## Goal
Repeat word for word everything from the line containing "Give me a plain-text" to the end of the listing, first and last lines included, and only that.

## Record set

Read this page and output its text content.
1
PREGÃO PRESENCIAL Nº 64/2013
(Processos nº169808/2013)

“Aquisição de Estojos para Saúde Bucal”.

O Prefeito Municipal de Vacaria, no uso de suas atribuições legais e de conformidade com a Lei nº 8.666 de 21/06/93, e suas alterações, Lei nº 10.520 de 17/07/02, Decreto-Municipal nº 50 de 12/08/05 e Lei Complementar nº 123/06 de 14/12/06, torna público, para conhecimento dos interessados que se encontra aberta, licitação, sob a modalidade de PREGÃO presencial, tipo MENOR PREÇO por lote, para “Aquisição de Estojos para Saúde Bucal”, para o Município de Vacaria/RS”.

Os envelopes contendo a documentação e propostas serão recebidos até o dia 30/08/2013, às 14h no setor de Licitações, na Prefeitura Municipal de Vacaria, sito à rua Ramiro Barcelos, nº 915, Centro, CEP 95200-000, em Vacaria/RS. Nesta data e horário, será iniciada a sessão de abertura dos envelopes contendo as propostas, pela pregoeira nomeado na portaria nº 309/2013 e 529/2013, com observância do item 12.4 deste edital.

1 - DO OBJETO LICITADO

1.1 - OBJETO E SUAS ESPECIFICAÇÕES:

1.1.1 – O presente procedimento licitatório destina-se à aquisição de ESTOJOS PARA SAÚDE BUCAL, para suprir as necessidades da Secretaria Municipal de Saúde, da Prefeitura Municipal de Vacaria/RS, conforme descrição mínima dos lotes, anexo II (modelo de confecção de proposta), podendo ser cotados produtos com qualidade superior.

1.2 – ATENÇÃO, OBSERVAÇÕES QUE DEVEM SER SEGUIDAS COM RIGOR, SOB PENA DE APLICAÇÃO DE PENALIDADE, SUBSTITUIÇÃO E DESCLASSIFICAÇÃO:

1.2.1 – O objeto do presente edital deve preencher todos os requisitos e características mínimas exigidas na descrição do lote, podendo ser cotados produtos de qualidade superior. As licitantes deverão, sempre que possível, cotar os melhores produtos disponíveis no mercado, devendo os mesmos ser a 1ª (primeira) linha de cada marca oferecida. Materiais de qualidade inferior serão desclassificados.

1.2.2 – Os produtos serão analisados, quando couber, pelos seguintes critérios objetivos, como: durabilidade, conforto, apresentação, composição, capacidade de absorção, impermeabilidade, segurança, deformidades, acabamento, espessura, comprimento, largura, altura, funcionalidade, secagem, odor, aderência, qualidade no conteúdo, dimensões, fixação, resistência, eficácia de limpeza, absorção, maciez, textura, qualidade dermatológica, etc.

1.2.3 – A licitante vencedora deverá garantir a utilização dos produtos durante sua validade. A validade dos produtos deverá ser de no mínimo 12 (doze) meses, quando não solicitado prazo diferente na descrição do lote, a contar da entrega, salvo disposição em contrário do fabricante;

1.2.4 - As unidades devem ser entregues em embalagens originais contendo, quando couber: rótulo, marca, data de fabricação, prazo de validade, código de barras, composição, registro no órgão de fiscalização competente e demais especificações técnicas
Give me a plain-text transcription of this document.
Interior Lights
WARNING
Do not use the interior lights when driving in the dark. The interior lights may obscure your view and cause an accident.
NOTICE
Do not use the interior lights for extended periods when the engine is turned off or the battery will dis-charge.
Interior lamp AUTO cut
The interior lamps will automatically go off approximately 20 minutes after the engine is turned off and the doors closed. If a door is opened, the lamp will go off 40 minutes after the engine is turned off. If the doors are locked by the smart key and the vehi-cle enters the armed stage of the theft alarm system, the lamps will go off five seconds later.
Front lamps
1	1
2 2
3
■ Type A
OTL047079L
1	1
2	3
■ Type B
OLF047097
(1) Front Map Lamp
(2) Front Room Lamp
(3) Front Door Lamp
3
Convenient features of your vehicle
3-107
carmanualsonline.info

## Output below
Give me a plain-text transcription of this document.
Interior Lights
WARNING
Do not use the interior lights when driving in the dark. The interior lights may obscure your view and cause an accident.
NOTICE
Do not use the interior lights for extended periods when the engine is turned off or the battery will dis-charge.
Interior lamp AUTO cut
The interior lamps will automatically go off approximately 20 minutes after the engine is turned off and the doors closed. If a door is opened, the lamp will go off 40 minutes after the engine is turned off. If the doors are locked by the smart key and the vehi-cle enters the armed stage of the theft alarm system, the lamps will go off five seconds later.
Front lamps
1	1
2 2
3
■ Type A
OTL047079L
1	1
2	3
■ Type B
OLF047097
(1) Front Map Lamp
(2) Front Room Lamp
(3) Front Door Lamp
3
Convenient features of your vehicle
3-107
carmanualsonline.info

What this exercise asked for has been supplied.